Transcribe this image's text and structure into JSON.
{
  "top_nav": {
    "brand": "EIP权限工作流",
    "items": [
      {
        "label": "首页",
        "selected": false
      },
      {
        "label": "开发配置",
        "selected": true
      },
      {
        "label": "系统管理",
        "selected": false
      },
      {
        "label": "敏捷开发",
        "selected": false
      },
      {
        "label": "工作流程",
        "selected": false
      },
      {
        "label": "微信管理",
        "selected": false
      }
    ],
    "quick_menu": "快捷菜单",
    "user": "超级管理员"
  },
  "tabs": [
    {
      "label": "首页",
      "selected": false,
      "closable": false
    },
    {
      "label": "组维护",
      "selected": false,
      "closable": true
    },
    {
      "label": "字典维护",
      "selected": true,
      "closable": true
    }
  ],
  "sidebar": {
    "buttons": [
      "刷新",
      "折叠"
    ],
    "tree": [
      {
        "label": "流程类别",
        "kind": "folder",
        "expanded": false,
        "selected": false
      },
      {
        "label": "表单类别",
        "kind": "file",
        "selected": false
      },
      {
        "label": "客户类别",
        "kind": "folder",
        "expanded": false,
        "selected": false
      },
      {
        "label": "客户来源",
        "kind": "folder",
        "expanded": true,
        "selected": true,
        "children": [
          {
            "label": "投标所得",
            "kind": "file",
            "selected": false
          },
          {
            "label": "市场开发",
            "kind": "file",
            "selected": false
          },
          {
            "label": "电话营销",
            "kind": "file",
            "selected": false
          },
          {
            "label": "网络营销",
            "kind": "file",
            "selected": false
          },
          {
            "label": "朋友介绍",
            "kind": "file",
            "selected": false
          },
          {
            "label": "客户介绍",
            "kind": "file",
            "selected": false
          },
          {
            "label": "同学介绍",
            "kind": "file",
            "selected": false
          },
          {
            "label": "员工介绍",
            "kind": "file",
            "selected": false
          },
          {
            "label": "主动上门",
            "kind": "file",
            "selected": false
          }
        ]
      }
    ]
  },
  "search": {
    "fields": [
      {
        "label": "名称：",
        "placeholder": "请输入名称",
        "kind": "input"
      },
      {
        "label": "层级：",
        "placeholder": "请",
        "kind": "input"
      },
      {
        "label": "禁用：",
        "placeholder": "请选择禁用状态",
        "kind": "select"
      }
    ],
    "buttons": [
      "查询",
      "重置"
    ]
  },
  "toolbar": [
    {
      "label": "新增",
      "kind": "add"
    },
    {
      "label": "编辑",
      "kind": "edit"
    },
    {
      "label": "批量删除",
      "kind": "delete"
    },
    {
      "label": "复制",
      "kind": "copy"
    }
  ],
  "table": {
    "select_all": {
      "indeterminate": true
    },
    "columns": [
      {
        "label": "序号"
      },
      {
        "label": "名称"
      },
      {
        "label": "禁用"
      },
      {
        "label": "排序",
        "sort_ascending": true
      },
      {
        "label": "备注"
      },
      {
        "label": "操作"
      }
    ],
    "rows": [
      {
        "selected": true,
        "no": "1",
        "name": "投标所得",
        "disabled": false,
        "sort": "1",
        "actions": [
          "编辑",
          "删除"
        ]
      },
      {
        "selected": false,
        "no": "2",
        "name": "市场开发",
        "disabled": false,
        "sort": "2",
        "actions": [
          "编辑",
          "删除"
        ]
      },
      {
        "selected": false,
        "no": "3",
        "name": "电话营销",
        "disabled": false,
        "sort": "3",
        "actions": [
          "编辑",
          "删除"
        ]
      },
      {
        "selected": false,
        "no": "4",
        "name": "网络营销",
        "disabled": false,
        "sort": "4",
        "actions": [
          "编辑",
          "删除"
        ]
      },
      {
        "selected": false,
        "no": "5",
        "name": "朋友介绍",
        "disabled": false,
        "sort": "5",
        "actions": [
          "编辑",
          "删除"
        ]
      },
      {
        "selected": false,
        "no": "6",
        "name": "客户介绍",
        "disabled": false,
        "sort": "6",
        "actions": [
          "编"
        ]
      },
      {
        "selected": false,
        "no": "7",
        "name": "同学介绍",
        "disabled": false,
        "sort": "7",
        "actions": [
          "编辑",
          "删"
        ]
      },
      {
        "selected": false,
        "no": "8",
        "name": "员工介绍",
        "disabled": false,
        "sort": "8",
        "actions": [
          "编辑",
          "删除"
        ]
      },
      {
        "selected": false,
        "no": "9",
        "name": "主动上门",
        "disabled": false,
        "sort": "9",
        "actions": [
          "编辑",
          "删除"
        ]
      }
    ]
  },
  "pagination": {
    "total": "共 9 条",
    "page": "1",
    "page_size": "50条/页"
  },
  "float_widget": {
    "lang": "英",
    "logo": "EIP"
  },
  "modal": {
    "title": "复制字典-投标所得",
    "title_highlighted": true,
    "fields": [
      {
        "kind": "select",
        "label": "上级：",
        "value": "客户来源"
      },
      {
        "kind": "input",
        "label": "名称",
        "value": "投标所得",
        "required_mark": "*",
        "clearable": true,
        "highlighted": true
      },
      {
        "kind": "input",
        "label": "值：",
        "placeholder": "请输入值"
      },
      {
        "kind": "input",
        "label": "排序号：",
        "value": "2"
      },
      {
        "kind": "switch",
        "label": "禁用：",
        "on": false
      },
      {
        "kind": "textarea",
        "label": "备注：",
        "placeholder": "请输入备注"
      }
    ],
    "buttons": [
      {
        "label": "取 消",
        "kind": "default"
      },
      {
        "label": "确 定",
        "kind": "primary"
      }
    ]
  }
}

|---|

*TASK REQUIREMENTS*:
Print the records once more, exactly as they were given.

*ANSWER FOR THE TASK*:
Transcribe this image's text and structure into JSON.
{
  "top_nav": {
    "brand": "EIP权限工作流",
    "items": [
      {
        "label": "首页",
        "selected": false
      },
      {
        "label": "开发配置",
        "selected": true
      },
      {
        "label": "系统管理",
        "selected": false
      },
      {
        "label": "敏捷开发",
        "selected": false
      },
      {
        "label": "工作流程",
        "selected": false
      },
      {
        "label": "微信管理",
        "selected": false
      }
    ],
    "quick_menu": "快捷菜单",
    "user": "超级管理员"
  },
  "tabs": [
    {
      "label": "首页",
      "selected": false,
      "closable": false
    },
    {
      "label": "组维护",
      "selected": false,
      "closable": true
    },
    {
      "label": "字典维护",
      "selected": true,
      "closable": true
    }
  ],
  "sidebar": {
    "buttons": [
      "刷新",
      "折叠"
    ],
    "tree": [
      {
        "label": "流程类别",
        "kind": "folder",
        "expanded": false,
        "selected": false
      },
      {
        "label": "表单类别",
        "kind": "file",
        "selected": false
      },
      {
        "label": "客户类别",
        "kind": "folder",
        "expanded": false,
        "selected": false
      },
      {
        "label": "客户来源",
        "kind": "folder",
        "expanded": true,
        "selected": true,
        "children": [
          {
            "label": "投标所得",
            "kind": "file",
            "selected": false
          },
          {
            "label": "市场开发",
            "kind": "file",
            "selected": false
          },
          {
            "label": "电话营销",
            "kind": "file",
            "selected": false
          },
          {
            "label": "网络营销",
            "kind": "file",
            "selected": false
          },
          {
            "label": "朋友介绍",
            "kind": "file",
            "selected": false
          },
          {
            "label": "客户介绍",
            "kind": "file",
            "selected": false
          },
          {
            "label": "同学介绍",
            "kind": "file",
            "selected": false
          },
          {
            "label": "员工介绍",
            "kind": "file",
            "selected": false
          },
          {
            "label": "主动上门",
            "kind": "file",
            "selected": false
          }
        ]
      }
    ]
  },
  "search": {
    "fields": [
      {
        "label": "名称：",
        "placeholder": "请输入名称",
        "kind": "input"
      },
      {
        "label": "层级：",
        "placeholder": "请",
        "kind": "input"
      },
      {
        "label": "禁用：",
        "placeholder": "请选择禁用状态",
        "kind": "select"
      }
    ],
    "buttons": [
      "查询",
      "重置"
    ]
  },
  "toolbar": [
    {
      "label": "新增",
      "kind": "add"
    },
    {
      "label": "编辑",
      "kind": "edit"
    },
    {
      "label": "批量删除",
      "kind": "delete"
    },
    {
      "label": "复制",
      "kind": "copy"
    }
  ],
  "table": {
    "select_all": {
      "indeterminate": true
    },
    "columns": [
      {
        "label": "序号"
      },
      {
        "label": "名称"
      },
      {
        "label": "禁用"
      },
      {
        "label": "排序",
        "sort_ascending": true
      },
      {
        "label": "备注"
      },
      {
        "label": "操作"
      }
    ],
    "rows": [
      {
        "selected": true,
        "no": "1",
        "name": "投标所得",
        "disabled": false,
        "sort": "1",
        "actions": [
          "编辑",
          "删除"
        ]
      },
      {
        "selected": false,
        "no": "2",
        "name": "市场开发",
        "disabled": false,
        "sort": "2",
        "actions": [
          "编辑",
          "删除"
        ]
      },
      {
        "selected": false,
        "no": "3",
        "name": "电话营销",
        "disabled": false,
        "sort": "3",
        "actions": [
          "编辑",
          "删除"
        ]
      },
      {
        "selected": false,
        "no": "4",
        "name": "网络营销",
        "disabled": false,
        "sort": "4",
        "actions": [
          "编辑",
          "删除"
        ]
      },
      {
        "selected": false,
        "no": "5",
        "name": "朋友介绍",
        "disabled": false,
        "sort": "5",
        "actions": [
          "编辑",
          "删除"
        ]
      },
      {
        "selected": false,
        "no": "6",
        "name": "客户介绍",
        "disabled": false,
        "sort": "6",
        "actions": [
          "编"
        ]
      },
      {
        "selected": false,
        "no": "7",
        "name": "同学介绍",
        "disabled": false,
        "sort": "7",
        "actions": [
          "编辑",
          "删"
        ]
      },
      {
        "selected": false,
        "no": "8",
        "name": "员工介绍",
        "disabled": false,
        "sort": "8",
        "actions": [
          "编辑",
          "删除"
        ]
      },
      {
        "selected": false,
        "no": "9",
        "name": "主动上门",
        "disabled": false,
        "sort": "9",
        "actions": [
          "编辑",
          "删除"
        ]
      }
    ]
  },
  "pagination": {
    "total": "共 9 条",
    "page": "1",
    "page_size": "50条/页"
  },
  "float_widget": {
    "lang": "英",
    "logo": "EIP"
  },
  "modal": {
    "title": "复制字典-投标所得",
    "title_highlighted": true,
    "fields": [
      {
        "kind": "select",
        "label": "上级：",
        "value": "客户来源"
      },
      {
        "kind": "input",
        "label": "名称",
        "value": "投标所得",
        "required_mark": "*",
        "clearable": true,
        "highlighted": true
      },
      {
        "kind": "input",
        "label": "值：",
        "placeholder": "请输入值"
      },
      {
        "kind": "input",
        "label": "排序号：",
        "value": "2"
      },
      {
        "kind": "switch",
        "label": "禁用：",
        "on": false
      },
      {
        "kind": "textarea",
        "label": "备注：",
        "placeholder": "请输入备注"
      }
    ],
    "buttons": [
      {
        "label": "取 消",
        "kind": "default"
      },
      {
        "label": "确 定",
        "kind": "primary"
      }
    ]
  }
}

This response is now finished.